## Your goal:
What is the number of lines holding the word "written"? Write that number and nothing else.

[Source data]
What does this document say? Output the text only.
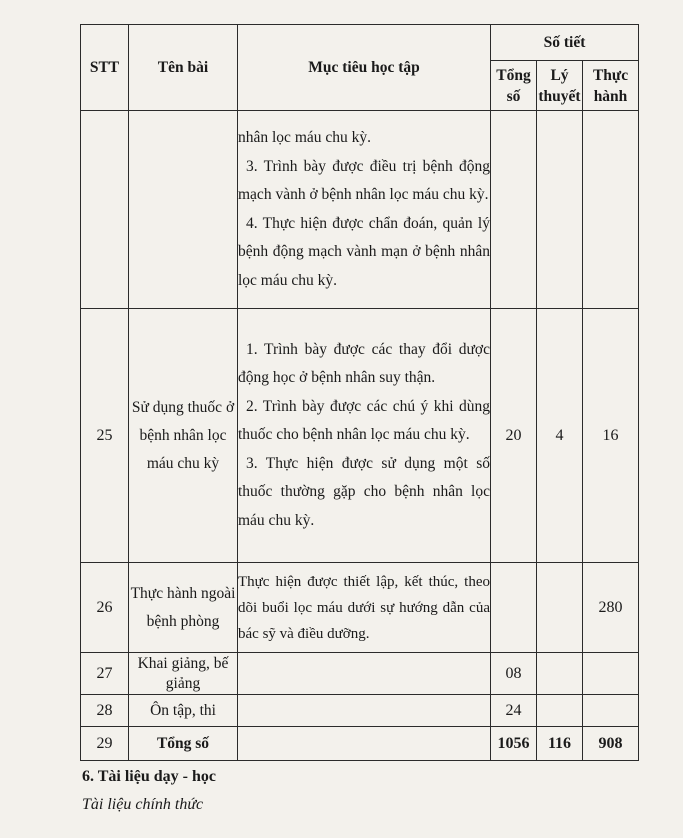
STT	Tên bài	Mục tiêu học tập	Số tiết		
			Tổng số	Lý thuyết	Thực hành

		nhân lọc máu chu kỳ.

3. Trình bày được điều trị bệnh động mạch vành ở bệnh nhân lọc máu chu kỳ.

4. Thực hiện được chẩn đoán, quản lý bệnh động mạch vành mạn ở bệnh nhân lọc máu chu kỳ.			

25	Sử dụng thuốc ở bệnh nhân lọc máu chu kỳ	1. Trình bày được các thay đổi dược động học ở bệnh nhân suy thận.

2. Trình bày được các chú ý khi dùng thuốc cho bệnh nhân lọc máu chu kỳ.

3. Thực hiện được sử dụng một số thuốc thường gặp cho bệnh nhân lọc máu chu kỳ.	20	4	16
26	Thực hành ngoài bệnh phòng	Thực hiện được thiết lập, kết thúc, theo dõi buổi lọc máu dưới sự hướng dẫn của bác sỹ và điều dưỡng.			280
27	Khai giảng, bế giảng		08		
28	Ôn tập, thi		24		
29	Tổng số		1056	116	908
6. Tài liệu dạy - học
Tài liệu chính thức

--

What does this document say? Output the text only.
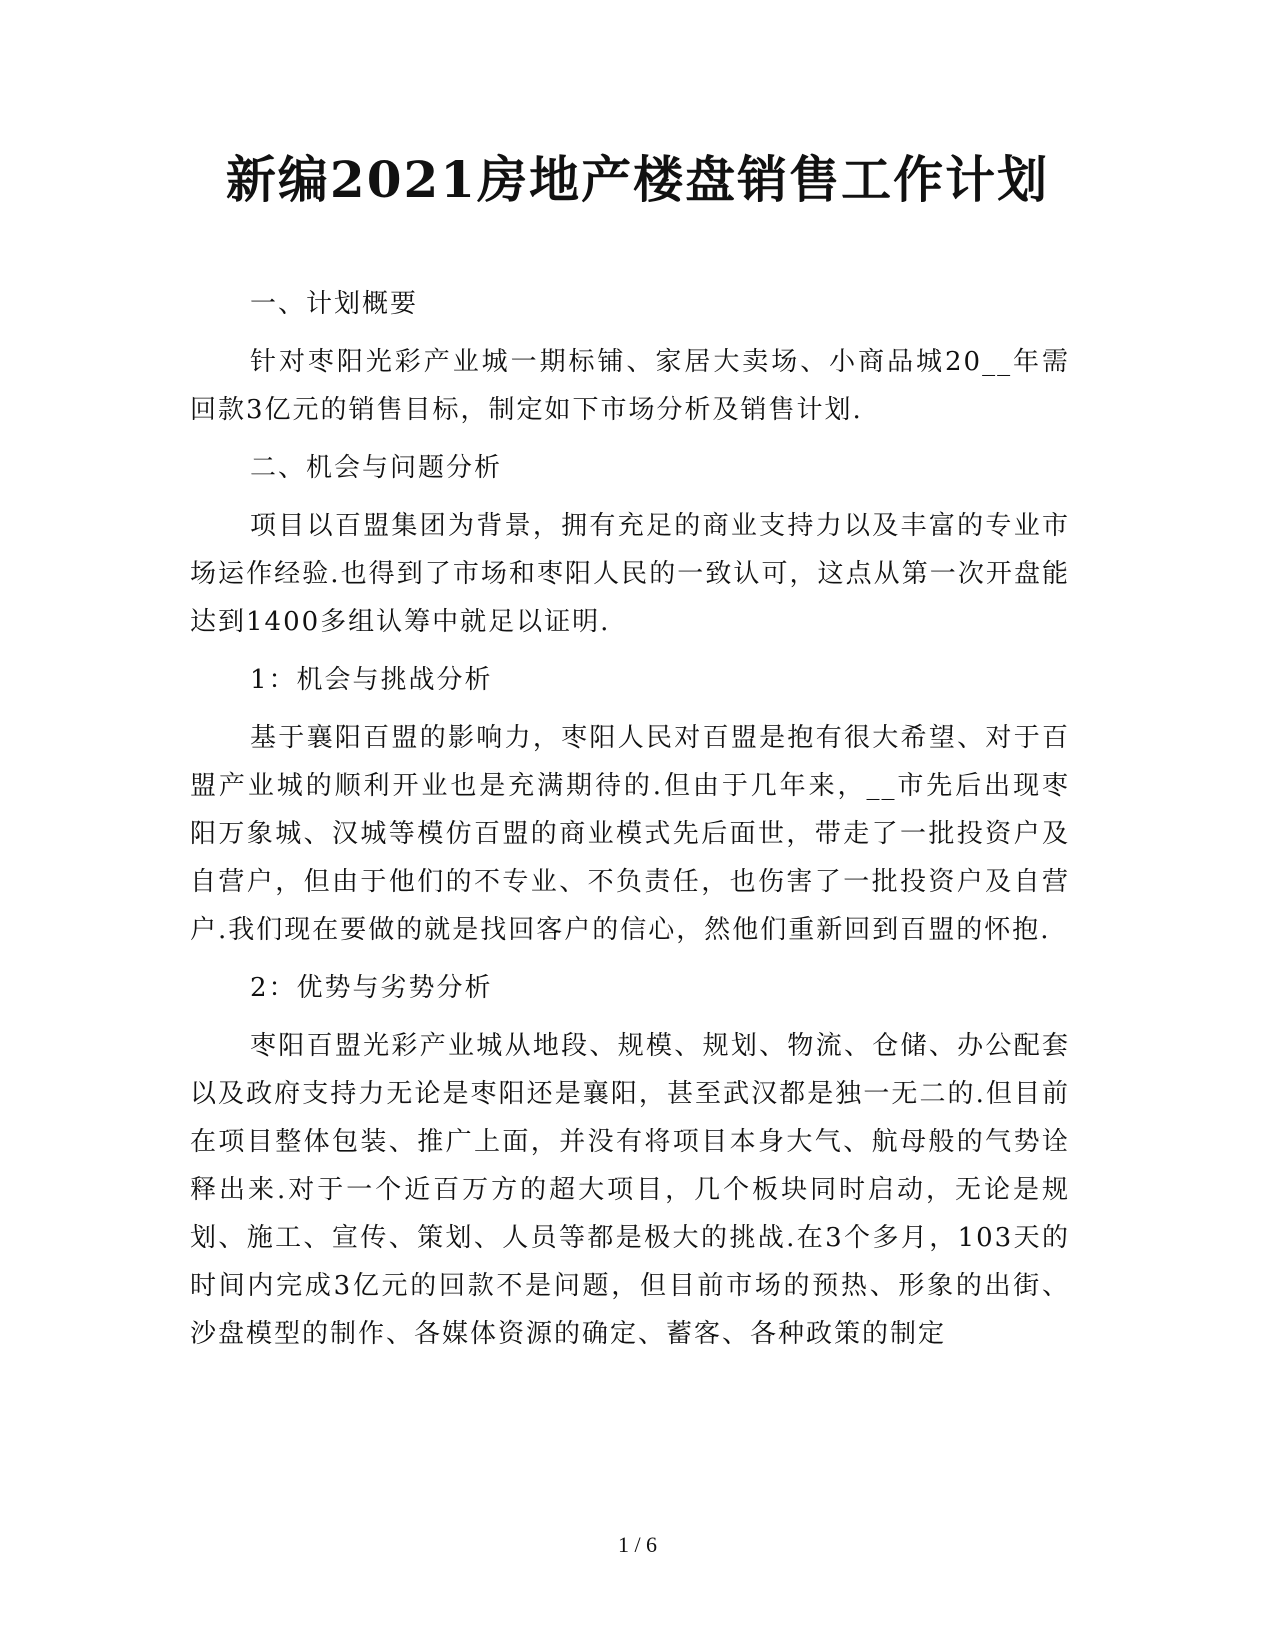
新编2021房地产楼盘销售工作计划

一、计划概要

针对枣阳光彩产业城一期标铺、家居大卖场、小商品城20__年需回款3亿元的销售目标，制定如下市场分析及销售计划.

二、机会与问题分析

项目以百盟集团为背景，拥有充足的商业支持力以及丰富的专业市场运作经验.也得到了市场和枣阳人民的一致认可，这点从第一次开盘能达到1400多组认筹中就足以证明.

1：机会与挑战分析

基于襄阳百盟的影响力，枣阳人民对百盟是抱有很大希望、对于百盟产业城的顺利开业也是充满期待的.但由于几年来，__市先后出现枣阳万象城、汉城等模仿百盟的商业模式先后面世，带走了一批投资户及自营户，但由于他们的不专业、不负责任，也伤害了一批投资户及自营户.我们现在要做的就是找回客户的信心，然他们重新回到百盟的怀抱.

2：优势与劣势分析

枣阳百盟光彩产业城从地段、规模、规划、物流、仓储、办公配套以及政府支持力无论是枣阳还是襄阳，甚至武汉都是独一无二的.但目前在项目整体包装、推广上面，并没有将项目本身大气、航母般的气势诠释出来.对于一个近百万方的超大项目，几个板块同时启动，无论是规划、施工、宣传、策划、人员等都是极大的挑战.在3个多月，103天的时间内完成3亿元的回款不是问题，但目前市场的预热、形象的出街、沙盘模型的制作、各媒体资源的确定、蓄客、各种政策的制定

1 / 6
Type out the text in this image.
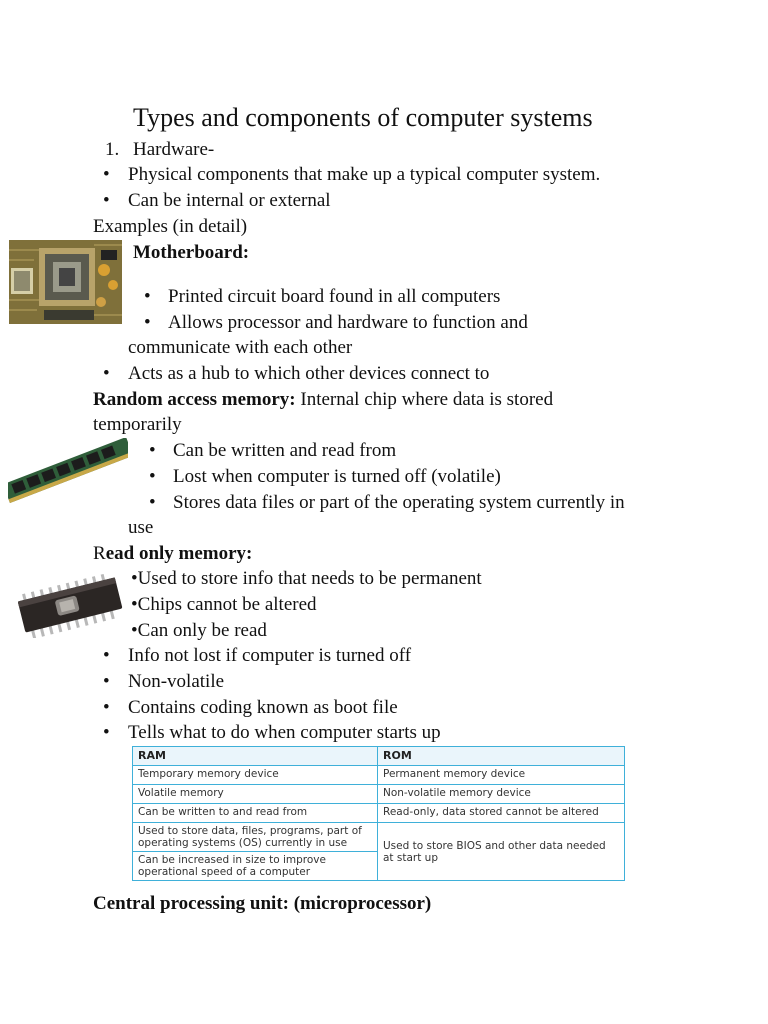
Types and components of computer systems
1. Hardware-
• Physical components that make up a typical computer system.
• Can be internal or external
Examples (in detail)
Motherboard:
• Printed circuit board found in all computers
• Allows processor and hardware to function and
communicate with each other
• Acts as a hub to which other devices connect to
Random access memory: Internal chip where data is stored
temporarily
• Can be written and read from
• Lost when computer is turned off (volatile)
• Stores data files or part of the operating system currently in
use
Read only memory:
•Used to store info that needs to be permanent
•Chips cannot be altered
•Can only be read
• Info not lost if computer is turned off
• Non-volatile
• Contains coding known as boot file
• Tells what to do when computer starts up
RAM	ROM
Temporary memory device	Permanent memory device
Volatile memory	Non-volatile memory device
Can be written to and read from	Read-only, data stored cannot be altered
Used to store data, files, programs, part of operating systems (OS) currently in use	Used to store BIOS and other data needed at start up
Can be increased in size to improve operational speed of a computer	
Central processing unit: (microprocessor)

## Response for this exercise:
2